» Stated problem:
Copy out all the lines where "representation" shows up.

>> Begin

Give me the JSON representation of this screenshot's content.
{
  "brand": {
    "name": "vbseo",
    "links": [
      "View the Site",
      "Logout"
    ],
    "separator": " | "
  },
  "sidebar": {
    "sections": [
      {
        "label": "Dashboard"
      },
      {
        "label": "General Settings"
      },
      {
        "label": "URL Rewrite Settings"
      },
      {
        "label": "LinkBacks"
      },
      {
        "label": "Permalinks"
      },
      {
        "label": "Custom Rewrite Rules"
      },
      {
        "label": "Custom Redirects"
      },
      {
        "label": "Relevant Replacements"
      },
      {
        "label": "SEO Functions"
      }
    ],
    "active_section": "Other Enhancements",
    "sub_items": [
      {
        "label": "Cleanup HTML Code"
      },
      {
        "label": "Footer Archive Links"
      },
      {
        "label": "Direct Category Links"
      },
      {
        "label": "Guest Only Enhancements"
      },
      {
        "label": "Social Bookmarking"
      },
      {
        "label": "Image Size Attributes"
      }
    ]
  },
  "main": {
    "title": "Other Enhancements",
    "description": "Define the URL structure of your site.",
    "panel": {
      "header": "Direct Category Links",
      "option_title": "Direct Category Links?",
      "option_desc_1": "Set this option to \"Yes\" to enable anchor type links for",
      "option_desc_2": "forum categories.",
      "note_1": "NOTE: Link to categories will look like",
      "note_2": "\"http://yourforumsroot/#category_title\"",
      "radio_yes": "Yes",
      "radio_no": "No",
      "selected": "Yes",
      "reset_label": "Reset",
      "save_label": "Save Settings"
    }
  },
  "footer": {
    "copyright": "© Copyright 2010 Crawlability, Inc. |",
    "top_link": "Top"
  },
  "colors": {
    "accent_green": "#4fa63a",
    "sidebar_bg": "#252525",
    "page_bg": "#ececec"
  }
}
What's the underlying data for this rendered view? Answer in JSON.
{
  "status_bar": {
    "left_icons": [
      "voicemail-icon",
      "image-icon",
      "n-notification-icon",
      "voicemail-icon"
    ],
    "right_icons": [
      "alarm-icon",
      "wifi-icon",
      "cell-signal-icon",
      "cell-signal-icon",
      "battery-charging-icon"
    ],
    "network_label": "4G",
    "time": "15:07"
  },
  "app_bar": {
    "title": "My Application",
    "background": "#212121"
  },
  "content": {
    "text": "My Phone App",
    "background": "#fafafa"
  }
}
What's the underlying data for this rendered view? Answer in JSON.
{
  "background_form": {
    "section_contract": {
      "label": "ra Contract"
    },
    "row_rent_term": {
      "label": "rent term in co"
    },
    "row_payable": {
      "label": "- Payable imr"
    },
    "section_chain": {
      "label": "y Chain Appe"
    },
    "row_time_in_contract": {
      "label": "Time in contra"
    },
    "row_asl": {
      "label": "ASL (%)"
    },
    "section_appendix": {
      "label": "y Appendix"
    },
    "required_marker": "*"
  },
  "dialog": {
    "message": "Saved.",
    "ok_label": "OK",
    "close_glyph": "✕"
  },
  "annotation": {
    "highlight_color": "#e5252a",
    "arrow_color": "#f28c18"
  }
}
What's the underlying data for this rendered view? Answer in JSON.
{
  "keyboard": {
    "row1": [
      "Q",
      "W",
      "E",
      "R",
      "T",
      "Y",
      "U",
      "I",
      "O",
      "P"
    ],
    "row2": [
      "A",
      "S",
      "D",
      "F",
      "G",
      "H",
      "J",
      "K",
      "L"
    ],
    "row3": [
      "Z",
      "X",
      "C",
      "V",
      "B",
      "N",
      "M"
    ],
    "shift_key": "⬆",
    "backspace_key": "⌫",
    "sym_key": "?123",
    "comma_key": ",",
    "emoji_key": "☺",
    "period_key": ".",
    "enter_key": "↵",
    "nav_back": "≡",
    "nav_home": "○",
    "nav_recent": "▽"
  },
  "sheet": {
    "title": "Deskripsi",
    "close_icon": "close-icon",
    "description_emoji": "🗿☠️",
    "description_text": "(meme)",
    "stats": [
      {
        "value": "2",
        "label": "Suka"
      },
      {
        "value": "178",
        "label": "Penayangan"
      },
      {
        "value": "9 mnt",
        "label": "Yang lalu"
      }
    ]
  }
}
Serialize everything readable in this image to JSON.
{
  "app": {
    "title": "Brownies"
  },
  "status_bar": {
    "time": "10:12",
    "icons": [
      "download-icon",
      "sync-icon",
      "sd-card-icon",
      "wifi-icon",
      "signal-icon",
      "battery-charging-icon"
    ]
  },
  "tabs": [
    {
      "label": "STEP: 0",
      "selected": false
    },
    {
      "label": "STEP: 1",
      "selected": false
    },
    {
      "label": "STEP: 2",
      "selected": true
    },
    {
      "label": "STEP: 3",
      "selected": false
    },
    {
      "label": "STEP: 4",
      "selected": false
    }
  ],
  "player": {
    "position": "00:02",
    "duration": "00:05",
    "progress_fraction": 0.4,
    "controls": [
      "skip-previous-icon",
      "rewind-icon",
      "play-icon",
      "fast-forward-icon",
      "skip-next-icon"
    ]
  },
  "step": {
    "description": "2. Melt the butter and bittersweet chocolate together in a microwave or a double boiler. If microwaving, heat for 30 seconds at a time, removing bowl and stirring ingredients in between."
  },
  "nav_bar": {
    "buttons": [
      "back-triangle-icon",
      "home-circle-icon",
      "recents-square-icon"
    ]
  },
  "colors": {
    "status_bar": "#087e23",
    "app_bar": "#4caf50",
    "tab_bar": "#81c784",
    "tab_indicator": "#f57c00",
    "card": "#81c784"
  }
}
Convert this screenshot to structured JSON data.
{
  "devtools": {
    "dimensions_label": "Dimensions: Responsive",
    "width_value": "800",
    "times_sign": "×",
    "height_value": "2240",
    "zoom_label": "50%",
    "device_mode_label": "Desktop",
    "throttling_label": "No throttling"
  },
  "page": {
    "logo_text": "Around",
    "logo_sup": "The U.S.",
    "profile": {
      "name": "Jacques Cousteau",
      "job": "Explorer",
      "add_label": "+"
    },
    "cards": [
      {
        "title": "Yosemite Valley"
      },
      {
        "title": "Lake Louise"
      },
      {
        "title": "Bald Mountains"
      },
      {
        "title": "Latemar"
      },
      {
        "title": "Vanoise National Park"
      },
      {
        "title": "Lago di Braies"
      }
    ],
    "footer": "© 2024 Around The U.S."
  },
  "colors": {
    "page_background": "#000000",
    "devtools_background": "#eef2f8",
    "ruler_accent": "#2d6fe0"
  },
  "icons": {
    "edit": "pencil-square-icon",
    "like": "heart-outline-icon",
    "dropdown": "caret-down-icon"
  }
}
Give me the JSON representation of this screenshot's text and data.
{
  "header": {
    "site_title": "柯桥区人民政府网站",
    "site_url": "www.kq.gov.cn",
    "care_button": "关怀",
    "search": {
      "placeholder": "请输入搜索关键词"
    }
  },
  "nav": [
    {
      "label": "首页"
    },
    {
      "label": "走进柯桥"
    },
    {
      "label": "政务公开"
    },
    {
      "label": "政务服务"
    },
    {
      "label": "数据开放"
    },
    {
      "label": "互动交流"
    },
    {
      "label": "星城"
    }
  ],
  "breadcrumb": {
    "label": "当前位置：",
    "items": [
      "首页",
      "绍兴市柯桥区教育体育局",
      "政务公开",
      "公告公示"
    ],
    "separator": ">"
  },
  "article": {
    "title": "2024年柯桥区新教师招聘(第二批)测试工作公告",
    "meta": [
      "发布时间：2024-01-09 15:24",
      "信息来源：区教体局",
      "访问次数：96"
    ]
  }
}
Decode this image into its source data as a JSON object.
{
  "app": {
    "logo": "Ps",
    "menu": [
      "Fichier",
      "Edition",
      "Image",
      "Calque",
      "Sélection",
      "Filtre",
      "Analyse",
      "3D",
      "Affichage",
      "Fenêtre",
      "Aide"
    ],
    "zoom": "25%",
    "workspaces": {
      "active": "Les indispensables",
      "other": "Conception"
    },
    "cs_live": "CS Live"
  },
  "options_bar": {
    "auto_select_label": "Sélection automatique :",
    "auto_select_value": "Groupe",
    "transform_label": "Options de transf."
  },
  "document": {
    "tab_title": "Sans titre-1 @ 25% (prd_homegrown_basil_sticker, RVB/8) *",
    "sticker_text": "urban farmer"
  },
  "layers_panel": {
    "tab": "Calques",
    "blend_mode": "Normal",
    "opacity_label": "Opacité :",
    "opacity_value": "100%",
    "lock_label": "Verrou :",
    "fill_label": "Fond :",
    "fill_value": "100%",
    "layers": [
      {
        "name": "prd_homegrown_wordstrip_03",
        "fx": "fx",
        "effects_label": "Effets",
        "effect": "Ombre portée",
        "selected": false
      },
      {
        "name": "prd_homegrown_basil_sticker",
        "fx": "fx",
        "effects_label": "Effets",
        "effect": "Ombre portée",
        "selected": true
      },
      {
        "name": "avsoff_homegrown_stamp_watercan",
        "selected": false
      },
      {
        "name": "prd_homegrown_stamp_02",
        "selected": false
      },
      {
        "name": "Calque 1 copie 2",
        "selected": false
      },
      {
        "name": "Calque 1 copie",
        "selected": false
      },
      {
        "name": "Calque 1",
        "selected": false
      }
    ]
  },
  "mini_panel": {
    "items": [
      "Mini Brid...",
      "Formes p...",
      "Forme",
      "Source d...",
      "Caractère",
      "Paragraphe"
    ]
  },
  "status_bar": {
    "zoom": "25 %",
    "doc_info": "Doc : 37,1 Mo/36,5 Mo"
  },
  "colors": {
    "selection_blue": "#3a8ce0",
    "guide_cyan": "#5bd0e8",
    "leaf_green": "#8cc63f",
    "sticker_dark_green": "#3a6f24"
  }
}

>> End

» Finished answer:
Give me the JSON representation of this screenshot's content.
Give me the JSON representation of this screenshot's text and data.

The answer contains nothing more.